#### Dataset content ####

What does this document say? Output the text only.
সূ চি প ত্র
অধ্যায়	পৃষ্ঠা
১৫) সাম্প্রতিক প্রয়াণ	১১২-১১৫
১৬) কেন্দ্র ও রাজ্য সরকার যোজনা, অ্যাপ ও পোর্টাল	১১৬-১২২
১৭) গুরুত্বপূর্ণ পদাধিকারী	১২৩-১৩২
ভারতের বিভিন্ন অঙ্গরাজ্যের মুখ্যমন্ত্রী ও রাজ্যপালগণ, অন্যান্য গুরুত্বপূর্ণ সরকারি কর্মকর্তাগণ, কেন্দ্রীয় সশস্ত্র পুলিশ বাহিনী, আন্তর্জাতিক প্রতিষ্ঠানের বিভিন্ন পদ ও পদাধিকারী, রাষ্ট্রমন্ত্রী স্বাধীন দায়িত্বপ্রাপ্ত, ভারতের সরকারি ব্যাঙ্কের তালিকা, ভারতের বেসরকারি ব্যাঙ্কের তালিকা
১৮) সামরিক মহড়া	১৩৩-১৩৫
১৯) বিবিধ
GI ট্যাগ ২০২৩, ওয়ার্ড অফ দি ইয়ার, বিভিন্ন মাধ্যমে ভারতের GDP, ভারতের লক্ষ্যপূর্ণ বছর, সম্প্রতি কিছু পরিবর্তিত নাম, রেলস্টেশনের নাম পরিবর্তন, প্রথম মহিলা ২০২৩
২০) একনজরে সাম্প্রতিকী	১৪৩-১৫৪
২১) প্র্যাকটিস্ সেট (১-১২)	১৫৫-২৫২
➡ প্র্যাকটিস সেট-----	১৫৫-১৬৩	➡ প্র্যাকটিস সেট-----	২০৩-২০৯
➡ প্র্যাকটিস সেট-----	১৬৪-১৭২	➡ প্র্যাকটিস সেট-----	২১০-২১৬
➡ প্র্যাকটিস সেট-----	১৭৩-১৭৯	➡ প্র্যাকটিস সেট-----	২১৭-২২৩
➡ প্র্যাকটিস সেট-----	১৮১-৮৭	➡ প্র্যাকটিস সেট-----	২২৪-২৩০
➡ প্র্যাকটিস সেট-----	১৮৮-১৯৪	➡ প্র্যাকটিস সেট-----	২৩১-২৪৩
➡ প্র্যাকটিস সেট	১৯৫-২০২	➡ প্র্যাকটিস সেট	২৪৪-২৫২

####

- **What the task requires**
Output the full listing without altering anything.

- **Result for this task**
What does this document say? Output the text only.
সূ চি প ত্র
অধ্যায়	পৃষ্ঠা
১৫) সাম্প্রতিক প্রয়াণ	১১২-১১৫
১৬) কেন্দ্র ও রাজ্য সরকার যোজনা, অ্যাপ ও পোর্টাল	১১৬-১২২
১৭) গুরুত্বপূর্ণ পদাধিকারী	১২৩-১৩২
ভারতের বিভিন্ন অঙ্গরাজ্যের মুখ্যমন্ত্রী ও রাজ্যপালগণ, অন্যান্য গুরুত্বপূর্ণ সরকারি কর্মকর্তাগণ, কেন্দ্রীয় সশস্ত্র পুলিশ বাহিনী, আন্তর্জাতিক প্রতিষ্ঠানের বিভিন্ন পদ ও পদাধিকারী, রাষ্ট্রমন্ত্রী স্বাধীন দায়িত্বপ্রাপ্ত, ভারতের সরকারি ব্যাঙ্কের তালিকা, ভারতের বেসরকারি ব্যাঙ্কের তালিকা
১৮) সামরিক মহড়া	১৩৩-১৩৫
১৯) বিবিধ
GI ট্যাগ ২০২৩, ওয়ার্ড অফ দি ইয়ার, বিভিন্ন মাধ্যমে ভারতের GDP, ভারতের লক্ষ্যপূর্ণ বছর, সম্প্রতি কিছু পরিবর্তিত নাম, রেলস্টেশনের নাম পরিবর্তন, প্রথম মহিলা ২০২৩
২০) একনজরে সাম্প্রতিকী	১৪৩-১৫৪
২১) প্র্যাকটিস্ সেট (১-১২)	১৫৫-২৫২
➡ প্র্যাকটিস সেট-----	১৫৫-১৬৩	➡ প্র্যাকটিস সেট-----	২০৩-২০৯
➡ প্র্যাকটিস সেট-----	১৬৪-১৭২	➡ প্র্যাকটিস সেট-----	২১০-২১৬
➡ প্র্যাকটিস সেট-----	১৭৩-১৭৯	➡ প্র্যাকটিস সেট-----	২১৭-২২৩
➡ প্র্যাকটিস সেট-----	১৮১-৮৭	➡ প্র্যাকটিস সেট-----	২২৪-২৩০
➡ প্র্যাকটিস সেট-----	১৮৮-১৯৪	➡ প্র্যাকটিস সেট-----	২৩১-২৪৩
➡ প্র্যাকটিস সেট	১৯৫-২০২	➡ প্র্যাকটিস সেট	২৪৪-২৫২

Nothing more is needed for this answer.